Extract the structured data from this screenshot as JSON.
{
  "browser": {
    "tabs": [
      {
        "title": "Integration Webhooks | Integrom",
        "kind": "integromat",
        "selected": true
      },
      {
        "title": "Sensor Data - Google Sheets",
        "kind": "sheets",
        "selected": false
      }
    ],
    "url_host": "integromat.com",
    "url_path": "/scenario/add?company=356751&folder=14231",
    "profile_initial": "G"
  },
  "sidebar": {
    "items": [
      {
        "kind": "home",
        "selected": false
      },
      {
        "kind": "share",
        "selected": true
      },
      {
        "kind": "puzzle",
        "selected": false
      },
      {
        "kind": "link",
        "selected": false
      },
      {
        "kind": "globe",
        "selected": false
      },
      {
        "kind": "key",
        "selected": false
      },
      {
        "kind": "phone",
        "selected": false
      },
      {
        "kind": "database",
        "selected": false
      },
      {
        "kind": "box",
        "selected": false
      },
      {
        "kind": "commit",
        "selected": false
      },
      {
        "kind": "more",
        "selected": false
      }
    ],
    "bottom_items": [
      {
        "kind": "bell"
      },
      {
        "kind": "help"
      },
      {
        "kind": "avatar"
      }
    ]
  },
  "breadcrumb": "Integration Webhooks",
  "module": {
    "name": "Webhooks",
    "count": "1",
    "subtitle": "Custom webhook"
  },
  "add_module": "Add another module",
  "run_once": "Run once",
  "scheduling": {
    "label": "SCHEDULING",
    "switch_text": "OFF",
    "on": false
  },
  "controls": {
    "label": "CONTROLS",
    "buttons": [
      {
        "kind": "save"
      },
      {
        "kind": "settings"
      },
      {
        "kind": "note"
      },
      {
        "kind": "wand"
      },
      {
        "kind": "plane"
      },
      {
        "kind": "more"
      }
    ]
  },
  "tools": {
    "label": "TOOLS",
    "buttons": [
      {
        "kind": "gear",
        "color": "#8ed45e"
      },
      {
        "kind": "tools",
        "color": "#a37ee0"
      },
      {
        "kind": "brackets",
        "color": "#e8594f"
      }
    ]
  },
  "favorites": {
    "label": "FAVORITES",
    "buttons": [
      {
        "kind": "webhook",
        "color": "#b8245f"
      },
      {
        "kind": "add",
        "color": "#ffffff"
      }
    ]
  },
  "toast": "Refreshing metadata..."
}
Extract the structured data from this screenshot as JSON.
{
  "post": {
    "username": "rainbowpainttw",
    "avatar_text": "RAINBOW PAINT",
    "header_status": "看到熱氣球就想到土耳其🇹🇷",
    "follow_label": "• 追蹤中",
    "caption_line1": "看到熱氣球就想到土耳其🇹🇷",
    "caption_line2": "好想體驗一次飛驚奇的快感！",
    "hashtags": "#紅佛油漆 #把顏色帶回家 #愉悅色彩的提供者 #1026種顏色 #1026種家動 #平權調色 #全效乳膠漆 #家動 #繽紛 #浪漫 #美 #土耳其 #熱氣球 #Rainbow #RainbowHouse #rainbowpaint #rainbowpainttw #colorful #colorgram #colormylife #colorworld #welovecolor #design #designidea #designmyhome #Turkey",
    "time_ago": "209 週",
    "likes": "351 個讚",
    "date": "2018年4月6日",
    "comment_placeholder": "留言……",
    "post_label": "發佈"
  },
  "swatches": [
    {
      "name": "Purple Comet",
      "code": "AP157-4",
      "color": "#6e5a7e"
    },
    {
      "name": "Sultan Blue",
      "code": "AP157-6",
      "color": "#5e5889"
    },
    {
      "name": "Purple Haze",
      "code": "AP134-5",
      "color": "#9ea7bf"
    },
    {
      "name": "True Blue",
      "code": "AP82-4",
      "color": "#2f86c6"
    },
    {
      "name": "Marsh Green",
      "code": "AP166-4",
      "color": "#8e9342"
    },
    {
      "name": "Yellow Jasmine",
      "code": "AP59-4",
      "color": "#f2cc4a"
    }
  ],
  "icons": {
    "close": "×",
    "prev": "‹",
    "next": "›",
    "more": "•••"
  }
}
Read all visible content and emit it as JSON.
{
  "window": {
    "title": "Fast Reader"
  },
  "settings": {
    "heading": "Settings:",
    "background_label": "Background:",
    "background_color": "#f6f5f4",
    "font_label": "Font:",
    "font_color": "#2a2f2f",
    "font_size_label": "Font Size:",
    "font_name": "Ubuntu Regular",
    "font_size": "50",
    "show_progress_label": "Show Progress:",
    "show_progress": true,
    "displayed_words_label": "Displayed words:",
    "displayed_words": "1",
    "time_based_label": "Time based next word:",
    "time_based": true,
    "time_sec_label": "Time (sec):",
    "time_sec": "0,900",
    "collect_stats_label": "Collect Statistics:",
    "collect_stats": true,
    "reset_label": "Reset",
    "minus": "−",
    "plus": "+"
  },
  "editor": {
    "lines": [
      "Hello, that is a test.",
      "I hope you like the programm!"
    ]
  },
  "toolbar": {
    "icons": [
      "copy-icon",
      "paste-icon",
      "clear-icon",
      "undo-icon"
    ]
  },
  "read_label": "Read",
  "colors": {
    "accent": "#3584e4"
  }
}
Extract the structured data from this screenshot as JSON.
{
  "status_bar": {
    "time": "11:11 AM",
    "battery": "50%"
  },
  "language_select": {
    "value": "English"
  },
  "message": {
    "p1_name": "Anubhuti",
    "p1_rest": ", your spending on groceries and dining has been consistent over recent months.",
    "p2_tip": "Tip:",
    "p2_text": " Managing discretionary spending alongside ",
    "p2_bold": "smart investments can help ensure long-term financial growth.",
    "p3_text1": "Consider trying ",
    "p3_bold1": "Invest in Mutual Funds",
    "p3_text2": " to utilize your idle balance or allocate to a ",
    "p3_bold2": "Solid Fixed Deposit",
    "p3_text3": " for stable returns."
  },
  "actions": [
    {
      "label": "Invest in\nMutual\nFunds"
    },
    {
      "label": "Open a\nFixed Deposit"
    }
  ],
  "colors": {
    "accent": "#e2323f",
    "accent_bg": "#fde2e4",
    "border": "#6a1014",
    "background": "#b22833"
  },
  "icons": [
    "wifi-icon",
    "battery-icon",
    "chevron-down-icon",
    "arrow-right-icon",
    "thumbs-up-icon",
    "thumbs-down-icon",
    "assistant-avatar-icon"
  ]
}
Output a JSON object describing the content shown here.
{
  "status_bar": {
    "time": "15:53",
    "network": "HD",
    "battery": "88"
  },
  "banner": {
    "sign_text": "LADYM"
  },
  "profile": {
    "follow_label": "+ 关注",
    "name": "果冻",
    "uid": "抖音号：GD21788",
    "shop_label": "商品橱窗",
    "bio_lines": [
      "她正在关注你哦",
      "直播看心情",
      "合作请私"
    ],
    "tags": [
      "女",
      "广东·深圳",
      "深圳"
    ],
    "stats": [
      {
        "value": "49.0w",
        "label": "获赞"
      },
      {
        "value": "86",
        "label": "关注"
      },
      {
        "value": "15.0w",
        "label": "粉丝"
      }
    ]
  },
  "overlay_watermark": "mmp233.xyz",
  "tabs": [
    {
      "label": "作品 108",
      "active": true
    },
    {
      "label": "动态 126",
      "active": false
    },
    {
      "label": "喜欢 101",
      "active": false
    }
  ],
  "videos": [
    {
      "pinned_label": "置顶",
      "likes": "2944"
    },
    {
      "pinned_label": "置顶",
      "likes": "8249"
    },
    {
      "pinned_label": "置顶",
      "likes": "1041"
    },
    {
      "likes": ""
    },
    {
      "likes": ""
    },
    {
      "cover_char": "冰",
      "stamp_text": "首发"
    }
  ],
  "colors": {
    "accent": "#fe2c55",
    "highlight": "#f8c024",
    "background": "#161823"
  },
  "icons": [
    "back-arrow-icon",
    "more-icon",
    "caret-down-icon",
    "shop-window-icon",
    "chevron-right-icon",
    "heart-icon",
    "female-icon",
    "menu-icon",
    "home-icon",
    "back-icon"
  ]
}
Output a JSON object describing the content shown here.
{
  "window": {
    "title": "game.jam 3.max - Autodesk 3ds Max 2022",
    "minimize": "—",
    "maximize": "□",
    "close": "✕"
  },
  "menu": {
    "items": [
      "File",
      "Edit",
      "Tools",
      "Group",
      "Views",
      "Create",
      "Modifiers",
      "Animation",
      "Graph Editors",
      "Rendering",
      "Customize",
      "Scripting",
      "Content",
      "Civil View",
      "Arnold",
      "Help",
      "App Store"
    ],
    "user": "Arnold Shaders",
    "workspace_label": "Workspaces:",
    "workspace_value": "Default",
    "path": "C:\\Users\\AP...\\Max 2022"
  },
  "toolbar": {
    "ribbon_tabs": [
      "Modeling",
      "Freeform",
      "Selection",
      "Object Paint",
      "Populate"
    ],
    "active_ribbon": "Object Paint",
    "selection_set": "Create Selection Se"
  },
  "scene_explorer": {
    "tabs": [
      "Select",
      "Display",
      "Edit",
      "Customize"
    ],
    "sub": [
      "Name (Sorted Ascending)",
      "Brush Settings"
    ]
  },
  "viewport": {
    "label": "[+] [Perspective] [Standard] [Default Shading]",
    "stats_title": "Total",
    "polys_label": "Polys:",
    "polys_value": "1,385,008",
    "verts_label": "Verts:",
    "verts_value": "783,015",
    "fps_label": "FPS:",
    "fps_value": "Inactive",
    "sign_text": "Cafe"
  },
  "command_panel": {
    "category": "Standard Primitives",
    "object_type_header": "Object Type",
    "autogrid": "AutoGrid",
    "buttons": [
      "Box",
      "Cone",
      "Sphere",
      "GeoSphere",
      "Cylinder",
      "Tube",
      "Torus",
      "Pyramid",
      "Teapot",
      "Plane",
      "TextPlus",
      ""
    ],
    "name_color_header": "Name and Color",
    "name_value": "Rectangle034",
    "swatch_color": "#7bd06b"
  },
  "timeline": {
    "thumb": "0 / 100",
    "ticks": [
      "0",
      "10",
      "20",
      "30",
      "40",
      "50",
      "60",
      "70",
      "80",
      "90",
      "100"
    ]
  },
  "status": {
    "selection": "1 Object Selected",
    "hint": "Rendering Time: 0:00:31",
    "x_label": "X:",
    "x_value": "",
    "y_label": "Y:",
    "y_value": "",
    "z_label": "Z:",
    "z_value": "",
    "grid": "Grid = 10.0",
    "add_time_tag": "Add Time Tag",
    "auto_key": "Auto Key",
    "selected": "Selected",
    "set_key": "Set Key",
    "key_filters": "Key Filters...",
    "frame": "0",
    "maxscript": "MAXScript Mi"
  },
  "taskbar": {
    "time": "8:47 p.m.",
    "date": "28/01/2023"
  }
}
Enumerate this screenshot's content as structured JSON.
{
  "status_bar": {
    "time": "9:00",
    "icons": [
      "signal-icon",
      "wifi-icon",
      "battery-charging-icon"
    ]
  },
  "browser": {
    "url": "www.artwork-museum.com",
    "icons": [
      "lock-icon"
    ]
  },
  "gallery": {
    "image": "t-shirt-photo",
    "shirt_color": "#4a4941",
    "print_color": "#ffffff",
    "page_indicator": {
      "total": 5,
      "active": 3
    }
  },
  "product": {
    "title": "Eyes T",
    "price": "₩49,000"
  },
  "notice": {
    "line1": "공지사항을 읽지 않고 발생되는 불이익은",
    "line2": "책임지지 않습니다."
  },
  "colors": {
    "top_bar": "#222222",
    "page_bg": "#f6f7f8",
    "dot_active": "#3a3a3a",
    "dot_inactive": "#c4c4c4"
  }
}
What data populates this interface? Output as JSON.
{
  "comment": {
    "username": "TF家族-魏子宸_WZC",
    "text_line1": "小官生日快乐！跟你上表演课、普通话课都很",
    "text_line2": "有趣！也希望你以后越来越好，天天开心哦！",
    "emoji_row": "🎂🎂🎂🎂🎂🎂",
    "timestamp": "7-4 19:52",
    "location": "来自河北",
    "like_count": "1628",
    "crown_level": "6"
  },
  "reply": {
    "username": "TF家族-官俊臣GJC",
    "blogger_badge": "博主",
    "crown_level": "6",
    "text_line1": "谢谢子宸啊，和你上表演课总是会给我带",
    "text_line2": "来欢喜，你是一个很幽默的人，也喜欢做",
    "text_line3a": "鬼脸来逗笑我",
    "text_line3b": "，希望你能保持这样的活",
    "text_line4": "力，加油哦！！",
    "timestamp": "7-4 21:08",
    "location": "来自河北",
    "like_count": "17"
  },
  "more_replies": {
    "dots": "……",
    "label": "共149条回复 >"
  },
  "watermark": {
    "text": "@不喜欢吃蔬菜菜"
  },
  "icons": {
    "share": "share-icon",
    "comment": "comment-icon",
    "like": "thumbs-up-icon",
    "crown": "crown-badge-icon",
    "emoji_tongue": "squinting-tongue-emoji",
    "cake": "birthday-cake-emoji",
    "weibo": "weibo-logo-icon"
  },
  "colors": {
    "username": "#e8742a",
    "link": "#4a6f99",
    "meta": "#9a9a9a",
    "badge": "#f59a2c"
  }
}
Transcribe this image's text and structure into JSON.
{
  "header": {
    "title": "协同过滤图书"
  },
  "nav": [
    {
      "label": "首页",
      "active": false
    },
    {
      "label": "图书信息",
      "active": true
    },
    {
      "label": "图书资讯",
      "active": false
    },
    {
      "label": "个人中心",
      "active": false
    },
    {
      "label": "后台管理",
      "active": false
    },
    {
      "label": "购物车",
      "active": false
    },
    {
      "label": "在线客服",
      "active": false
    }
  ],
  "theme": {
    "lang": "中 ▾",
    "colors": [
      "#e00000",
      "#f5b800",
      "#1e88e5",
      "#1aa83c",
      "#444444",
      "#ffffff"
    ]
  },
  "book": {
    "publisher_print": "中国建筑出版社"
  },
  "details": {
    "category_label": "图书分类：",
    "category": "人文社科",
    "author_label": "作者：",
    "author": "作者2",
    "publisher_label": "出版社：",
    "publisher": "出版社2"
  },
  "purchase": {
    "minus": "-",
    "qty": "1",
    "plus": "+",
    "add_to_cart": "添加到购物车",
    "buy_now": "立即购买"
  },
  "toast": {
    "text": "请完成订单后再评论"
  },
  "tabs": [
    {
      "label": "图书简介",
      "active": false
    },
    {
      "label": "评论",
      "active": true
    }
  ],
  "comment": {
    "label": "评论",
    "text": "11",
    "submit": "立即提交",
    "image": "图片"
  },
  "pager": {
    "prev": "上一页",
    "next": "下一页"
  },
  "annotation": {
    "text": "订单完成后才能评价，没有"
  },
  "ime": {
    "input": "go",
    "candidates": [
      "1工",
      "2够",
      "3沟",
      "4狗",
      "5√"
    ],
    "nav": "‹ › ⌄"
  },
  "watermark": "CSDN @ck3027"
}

###

(Required task):
Pick out each line containing "image" and report it.

(Response):
    "image": "t-shirt-photo",
Transcribe this image's text and structure into JSON.
    "image": "图片"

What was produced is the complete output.